[Start Recorded information]
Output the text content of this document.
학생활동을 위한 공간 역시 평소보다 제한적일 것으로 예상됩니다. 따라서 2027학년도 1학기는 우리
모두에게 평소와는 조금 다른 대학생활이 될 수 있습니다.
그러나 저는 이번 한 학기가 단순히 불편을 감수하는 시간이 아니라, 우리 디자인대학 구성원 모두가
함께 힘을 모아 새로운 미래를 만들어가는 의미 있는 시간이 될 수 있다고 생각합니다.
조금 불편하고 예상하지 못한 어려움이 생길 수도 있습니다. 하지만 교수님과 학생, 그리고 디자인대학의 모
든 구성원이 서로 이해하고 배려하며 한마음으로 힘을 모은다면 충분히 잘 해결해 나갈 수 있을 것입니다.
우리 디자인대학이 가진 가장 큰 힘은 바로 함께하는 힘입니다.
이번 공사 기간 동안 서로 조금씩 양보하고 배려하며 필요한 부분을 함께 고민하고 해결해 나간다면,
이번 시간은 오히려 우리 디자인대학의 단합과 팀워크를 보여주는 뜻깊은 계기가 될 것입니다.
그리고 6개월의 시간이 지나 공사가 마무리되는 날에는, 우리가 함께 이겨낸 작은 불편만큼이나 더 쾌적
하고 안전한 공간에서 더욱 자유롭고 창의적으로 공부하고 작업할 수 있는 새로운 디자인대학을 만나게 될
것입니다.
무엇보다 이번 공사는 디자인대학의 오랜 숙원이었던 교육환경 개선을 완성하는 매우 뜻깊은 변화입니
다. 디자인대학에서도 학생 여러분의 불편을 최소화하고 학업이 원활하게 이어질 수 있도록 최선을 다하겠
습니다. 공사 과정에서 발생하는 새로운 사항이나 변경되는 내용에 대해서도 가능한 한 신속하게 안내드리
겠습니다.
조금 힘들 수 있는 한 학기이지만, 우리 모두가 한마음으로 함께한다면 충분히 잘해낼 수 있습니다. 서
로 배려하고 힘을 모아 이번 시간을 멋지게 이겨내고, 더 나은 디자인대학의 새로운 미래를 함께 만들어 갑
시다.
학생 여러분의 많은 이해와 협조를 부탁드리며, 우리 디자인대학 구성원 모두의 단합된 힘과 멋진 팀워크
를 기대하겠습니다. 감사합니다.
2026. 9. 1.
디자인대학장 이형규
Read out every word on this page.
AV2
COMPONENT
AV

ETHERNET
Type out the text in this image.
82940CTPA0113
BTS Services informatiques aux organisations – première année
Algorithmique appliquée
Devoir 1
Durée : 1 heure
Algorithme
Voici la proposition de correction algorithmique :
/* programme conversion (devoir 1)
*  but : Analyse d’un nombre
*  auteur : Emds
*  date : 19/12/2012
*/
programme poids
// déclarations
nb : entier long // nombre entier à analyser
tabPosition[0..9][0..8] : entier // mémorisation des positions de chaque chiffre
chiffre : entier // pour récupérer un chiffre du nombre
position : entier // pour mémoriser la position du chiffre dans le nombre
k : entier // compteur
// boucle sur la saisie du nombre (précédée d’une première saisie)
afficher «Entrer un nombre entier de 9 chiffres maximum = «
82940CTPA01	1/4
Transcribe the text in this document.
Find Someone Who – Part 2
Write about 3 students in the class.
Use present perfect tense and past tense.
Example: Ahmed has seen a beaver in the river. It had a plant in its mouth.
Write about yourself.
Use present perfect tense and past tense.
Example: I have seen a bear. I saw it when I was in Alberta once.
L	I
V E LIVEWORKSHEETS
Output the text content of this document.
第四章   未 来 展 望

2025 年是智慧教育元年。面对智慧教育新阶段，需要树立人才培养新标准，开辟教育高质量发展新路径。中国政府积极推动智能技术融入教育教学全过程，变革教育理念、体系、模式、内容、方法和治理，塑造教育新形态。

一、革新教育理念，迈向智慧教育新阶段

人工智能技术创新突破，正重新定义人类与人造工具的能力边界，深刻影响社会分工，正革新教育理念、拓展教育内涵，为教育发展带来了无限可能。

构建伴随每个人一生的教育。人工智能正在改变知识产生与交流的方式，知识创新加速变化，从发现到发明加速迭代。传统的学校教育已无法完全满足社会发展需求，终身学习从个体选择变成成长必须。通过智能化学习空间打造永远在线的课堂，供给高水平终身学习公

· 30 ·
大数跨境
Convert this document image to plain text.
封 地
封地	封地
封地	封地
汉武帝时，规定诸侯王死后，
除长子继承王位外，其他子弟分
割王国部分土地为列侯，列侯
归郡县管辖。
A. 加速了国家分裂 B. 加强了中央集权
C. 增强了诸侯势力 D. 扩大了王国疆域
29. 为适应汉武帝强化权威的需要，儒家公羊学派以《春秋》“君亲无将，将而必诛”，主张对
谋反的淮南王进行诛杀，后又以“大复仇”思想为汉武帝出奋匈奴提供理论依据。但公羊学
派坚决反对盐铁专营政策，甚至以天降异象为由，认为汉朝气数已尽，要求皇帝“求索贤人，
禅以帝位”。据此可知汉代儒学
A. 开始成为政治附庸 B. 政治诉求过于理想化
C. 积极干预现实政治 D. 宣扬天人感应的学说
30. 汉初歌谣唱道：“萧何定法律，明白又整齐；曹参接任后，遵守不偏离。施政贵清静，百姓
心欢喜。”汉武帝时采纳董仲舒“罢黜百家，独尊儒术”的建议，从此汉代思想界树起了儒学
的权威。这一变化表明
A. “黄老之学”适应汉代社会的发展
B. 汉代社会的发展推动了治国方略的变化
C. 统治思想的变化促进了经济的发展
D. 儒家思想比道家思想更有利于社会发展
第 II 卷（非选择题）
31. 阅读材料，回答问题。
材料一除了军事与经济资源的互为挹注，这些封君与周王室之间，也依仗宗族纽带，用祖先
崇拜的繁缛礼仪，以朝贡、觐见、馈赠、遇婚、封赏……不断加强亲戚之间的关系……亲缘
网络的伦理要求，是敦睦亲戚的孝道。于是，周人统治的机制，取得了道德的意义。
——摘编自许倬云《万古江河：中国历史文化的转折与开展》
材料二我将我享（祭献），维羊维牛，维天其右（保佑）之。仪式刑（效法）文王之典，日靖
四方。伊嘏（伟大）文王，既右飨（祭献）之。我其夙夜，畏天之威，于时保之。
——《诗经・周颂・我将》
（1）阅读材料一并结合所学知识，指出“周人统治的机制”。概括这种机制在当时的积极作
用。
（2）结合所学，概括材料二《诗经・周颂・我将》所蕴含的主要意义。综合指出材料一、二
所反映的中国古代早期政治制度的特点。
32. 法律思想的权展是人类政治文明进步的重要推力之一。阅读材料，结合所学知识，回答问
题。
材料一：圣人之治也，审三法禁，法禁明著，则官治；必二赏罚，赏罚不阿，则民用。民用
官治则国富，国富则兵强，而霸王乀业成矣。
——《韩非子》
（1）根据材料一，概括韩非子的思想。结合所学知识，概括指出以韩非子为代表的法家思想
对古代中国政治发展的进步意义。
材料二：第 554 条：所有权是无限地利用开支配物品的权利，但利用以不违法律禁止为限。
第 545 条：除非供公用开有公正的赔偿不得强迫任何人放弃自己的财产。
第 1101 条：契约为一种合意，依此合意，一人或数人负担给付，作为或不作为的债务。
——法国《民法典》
[End Recorded information]
### Short exercise
Say how many lines hold the word "디자인대학의", giving the number and nothing else.

### Reply to the task
4